Start of TASK DATA

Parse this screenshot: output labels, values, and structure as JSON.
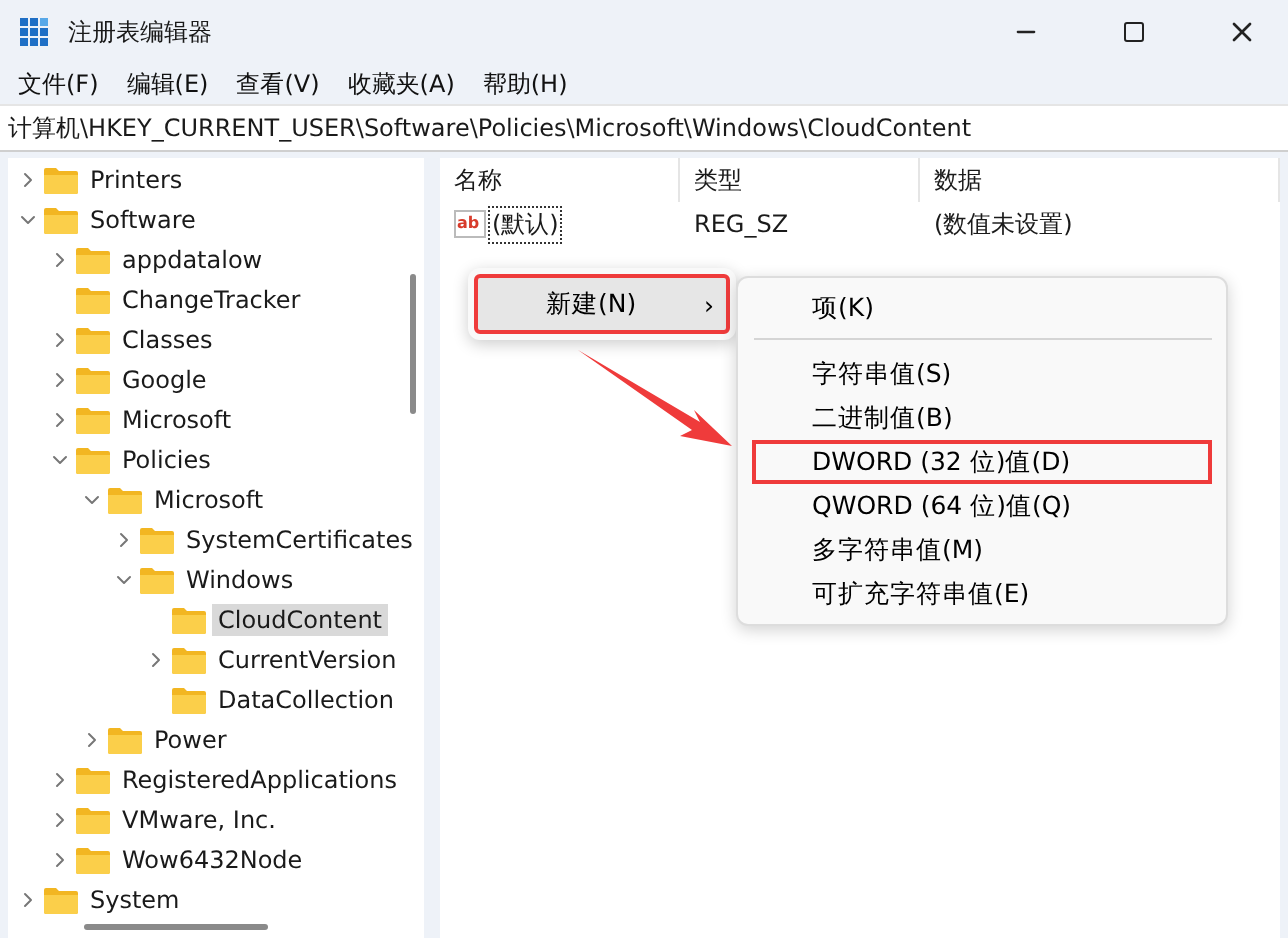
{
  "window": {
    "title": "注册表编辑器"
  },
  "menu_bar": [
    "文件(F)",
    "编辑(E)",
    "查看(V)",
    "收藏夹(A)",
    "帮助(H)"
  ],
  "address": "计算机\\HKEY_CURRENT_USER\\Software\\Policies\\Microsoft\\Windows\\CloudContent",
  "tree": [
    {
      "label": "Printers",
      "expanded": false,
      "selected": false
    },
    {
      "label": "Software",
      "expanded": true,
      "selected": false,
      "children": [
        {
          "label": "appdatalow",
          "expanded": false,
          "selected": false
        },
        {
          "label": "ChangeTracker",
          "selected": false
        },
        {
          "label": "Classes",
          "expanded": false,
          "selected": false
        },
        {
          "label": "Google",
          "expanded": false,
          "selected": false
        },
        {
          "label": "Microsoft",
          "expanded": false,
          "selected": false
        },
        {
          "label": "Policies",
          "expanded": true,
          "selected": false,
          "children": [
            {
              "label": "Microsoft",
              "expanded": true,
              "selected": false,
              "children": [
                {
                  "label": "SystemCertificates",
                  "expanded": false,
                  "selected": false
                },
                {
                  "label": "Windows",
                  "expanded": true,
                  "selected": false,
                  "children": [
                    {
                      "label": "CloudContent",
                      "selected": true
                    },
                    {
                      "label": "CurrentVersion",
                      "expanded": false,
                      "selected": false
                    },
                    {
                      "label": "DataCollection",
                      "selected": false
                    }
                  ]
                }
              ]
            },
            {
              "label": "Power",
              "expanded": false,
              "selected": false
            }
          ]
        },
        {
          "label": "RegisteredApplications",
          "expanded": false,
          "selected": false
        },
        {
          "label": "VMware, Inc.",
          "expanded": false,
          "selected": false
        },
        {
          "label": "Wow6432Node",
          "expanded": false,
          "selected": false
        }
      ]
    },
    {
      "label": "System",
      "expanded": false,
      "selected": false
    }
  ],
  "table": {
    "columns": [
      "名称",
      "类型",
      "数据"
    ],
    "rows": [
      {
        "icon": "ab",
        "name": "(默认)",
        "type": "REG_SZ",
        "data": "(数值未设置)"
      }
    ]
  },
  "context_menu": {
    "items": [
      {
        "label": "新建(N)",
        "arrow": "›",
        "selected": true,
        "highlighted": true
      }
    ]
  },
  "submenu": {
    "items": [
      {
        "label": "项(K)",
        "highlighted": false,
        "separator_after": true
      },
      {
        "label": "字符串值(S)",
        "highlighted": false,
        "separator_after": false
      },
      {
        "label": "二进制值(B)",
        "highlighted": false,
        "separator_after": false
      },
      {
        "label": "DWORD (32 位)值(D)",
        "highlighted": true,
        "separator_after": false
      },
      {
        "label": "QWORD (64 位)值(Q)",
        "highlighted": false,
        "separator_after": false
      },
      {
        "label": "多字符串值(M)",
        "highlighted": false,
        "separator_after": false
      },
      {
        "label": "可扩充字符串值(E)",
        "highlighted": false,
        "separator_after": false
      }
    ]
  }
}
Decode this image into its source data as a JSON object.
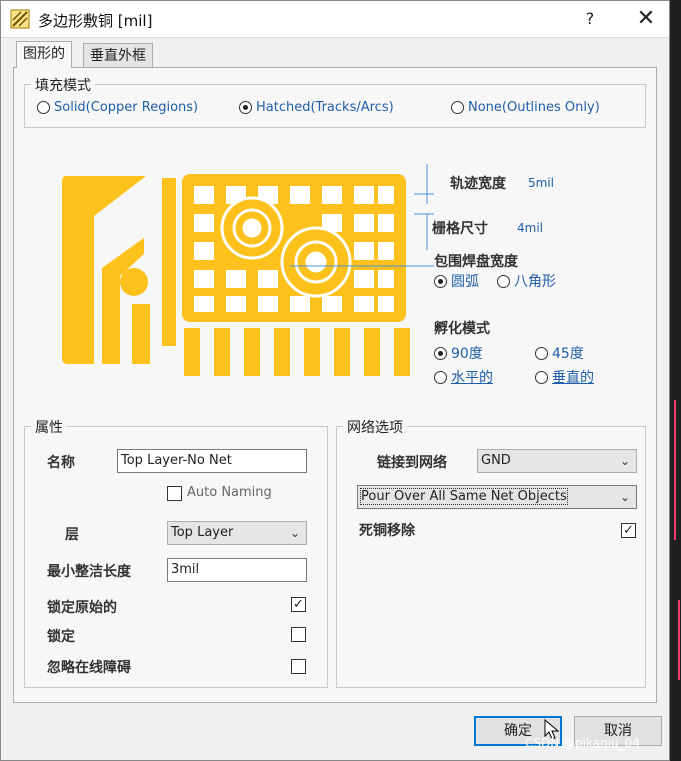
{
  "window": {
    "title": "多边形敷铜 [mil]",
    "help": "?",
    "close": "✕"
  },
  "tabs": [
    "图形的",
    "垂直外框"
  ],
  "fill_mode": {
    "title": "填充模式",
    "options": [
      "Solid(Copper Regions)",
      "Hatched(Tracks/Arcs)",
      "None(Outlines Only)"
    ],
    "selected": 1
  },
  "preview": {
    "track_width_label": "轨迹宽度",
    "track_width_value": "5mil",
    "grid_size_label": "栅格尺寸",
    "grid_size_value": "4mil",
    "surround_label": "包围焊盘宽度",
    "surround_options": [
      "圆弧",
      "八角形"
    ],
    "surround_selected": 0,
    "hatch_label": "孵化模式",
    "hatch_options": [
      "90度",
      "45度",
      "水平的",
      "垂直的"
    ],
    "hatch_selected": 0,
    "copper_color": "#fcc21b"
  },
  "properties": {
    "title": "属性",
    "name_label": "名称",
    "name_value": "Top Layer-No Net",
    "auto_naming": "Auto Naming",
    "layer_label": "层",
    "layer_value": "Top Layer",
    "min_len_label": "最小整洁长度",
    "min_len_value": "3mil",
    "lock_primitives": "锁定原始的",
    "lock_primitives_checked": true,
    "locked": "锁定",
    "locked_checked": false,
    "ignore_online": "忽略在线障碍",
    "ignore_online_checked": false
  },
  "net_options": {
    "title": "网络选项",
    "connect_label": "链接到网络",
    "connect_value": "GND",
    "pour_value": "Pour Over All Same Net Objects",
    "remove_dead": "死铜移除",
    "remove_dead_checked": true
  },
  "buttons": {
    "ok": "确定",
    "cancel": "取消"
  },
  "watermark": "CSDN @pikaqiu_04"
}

End of TASK DATA

PROMPT: Make an exact copy of every record, pictures excluded.

RESULT FOR THIS EXERCISE:
Parse this screenshot: output labels, values, and structure as JSON.
{
  "window": {
    "title": "注册表编辑器"
  },
  "menu_bar": [
    "文件(F)",
    "编辑(E)",
    "查看(V)",
    "收藏夹(A)",
    "帮助(H)"
  ],
  "address": "计算机\\HKEY_CURRENT_USER\\Software\\Policies\\Microsoft\\Windows\\CloudContent",
  "tree": [
    {
      "label": "Printers",
      "expanded": false,
      "selected": false
    },
    {
      "label": "Software",
      "expanded": true,
      "selected": false,
      "children": [
        {
          "label": "appdatalow",
          "expanded": false,
          "selected": false
        },
        {
          "label": "ChangeTracker",
          "selected": false
        },
        {
          "label": "Classes",
          "expanded": false,
          "selected": false
        },
        {
          "label": "Google",
          "expanded": false,
          "selected": false
        },
        {
          "label": "Microsoft",
          "expanded": false,
          "selected": false
        },
        {
          "label": "Policies",
          "expanded": true,
          "selected": false,
          "children": [
            {
              "label": "Microsoft",
              "expanded": true,
              "selected": false,
              "children": [
                {
                  "label": "SystemCertificates",
                  "expanded": false,
                  "selected": false
                },
                {
                  "label": "Windows",
                  "expanded": true,
                  "selected": false,
                  "children": [
                    {
                      "label": "CloudContent",
                      "selected": true
                    },
                    {
                      "label": "CurrentVersion",
                      "expanded": false,
                      "selected": false
                    },
                    {
                      "label": "DataCollection",
                      "selected": false
                    }
                  ]
                }
              ]
            },
            {
              "label": "Power",
              "expanded": false,
              "selected": false
            }
          ]
        },
        {
          "label": "RegisteredApplications",
          "expanded": false,
          "selected": false
        },
        {
          "label": "VMware, Inc.",
          "expanded": false,
          "selected": false
        },
        {
          "label": "Wow6432Node",
          "expanded": false,
          "selected": false
        }
      ]
    },
    {
      "label": "System",
      "expanded": false,
      "selected": false
    }
  ],
  "table": {
    "columns": [
      "名称",
      "类型",
      "数据"
    ],
    "rows": [
      {
        "icon": "ab",
        "name": "(默认)",
        "type": "REG_SZ",
        "data": "(数值未设置)"
      }
    ]
  },
  "context_menu": {
    "items": [
      {
        "label": "新建(N)",
        "arrow": "›",
        "selected": true,
        "highlighted": true
      }
    ]
  },
  "submenu": {
    "items": [
      {
        "label": "项(K)",
        "highlighted": false,
        "separator_after": true
      },
      {
        "label": "字符串值(S)",
        "highlighted": false,
        "separator_after": false
      },
      {
        "label": "二进制值(B)",
        "highlighted": false,
        "separator_after": false
      },
      {
        "label": "DWORD (32 位)值(D)",
        "highlighted": true,
        "separator_after": false
      },
      {
        "label": "QWORD (64 位)值(Q)",
        "highlighted": false,
        "separator_after": false
      },
      {
        "label": "多字符串值(M)",
        "highlighted": false,
        "separator_after": false
      },
      {
        "label": "可扩充字符串值(E)",
        "highlighted": false,
        "separator_after": false
      }
    ]
  }
}
Decode this image into its source data as a JSON object.
{
  "window": {
    "title": "多边形敷铜 [mil]",
    "help": "?",
    "close": "✕"
  },
  "tabs": [
    "图形的",
    "垂直外框"
  ],
  "fill_mode": {
    "title": "填充模式",
    "options": [
      "Solid(Copper Regions)",
      "Hatched(Tracks/Arcs)",
      "None(Outlines Only)"
    ],
    "selected": 1
  },
  "preview": {
    "track_width_label": "轨迹宽度",
    "track_width_value": "5mil",
    "grid_size_label": "栅格尺寸",
    "grid_size_value": "4mil",
    "surround_label": "包围焊盘宽度",
    "surround_options": [
      "圆弧",
      "八角形"
    ],
    "surround_selected": 0,
    "hatch_label": "孵化模式",
    "hatch_options": [
      "90度",
      "45度",
      "水平的",
      "垂直的"
    ],
    "hatch_selected": 0,
    "copper_color": "#fcc21b"
  },
  "properties": {
    "title": "属性",
    "name_label": "名称",
    "name_value": "Top Layer-No Net",
    "auto_naming": "Auto Naming",
    "layer_label": "层",
    "layer_value": "Top Layer",
    "min_len_label": "最小整洁长度",
    "min_len_value": "3mil",
    "lock_primitives": "锁定原始的",
    "lock_primitives_checked": true,
    "locked": "锁定",
    "locked_checked": false,
    "ignore_online": "忽略在线障碍",
    "ignore_online_checked": false
  },
  "net_options": {
    "title": "网络选项",
    "connect_label": "链接到网络",
    "connect_value": "GND",
    "pour_value": "Pour Over All Same Net Objects",
    "remove_dead": "死铜移除",
    "remove_dead_checked": true
  },
  "buttons": {
    "ok": "确定",
    "cancel": "取消"
  },
  "watermark": "CSDN @pikaqiu_04"
}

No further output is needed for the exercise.